- **Task statement**
Scan the material that follows. Copy every line containing the word "upon".

%%

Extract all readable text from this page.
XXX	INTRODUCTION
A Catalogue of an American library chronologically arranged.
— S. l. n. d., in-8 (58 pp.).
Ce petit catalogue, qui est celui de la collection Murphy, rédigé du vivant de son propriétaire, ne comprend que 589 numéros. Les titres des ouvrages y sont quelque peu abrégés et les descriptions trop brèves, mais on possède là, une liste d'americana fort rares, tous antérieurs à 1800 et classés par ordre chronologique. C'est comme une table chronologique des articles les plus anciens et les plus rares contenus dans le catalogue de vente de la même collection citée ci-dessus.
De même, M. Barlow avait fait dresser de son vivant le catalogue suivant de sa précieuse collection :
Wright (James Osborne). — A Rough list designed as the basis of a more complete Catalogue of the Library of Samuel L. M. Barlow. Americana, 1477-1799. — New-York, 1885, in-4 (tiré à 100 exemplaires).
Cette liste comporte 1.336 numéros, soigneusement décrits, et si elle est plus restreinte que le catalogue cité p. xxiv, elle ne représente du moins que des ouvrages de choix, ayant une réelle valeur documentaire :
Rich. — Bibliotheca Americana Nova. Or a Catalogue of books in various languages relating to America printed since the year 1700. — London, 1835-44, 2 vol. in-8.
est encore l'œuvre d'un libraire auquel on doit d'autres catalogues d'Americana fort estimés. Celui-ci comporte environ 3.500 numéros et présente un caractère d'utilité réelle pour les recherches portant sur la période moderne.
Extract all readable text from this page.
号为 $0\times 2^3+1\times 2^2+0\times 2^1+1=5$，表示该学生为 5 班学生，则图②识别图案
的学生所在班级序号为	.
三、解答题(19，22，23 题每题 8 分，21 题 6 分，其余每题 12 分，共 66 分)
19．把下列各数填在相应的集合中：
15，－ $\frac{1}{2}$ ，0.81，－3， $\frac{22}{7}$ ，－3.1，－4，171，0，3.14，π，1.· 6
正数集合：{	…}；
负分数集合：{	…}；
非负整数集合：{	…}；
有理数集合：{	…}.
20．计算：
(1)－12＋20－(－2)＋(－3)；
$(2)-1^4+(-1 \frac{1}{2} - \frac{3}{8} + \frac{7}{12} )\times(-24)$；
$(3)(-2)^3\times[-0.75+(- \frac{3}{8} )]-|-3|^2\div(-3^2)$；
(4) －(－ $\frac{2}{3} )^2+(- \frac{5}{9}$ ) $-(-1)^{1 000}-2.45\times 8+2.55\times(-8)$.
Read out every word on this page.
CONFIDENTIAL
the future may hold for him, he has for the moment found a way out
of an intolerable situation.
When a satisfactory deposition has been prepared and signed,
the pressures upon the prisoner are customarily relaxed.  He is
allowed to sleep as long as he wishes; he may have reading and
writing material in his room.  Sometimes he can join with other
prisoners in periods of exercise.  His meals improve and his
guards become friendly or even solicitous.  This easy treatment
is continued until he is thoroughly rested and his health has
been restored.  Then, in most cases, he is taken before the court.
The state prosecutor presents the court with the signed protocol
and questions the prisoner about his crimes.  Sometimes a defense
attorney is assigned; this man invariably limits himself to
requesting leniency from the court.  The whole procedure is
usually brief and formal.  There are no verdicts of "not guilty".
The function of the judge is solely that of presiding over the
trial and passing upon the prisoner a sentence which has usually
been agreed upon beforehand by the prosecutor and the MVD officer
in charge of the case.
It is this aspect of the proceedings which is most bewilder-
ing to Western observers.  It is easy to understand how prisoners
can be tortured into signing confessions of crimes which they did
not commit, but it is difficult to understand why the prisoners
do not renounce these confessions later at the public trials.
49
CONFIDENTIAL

%%

- **Worked answer**
the pressures upon the prisoner are customarily relaxed.  He is
trial and passing upon the prisoner a sentence which has usually
been agreed upon beforehand by the prosecutor and the MVD officer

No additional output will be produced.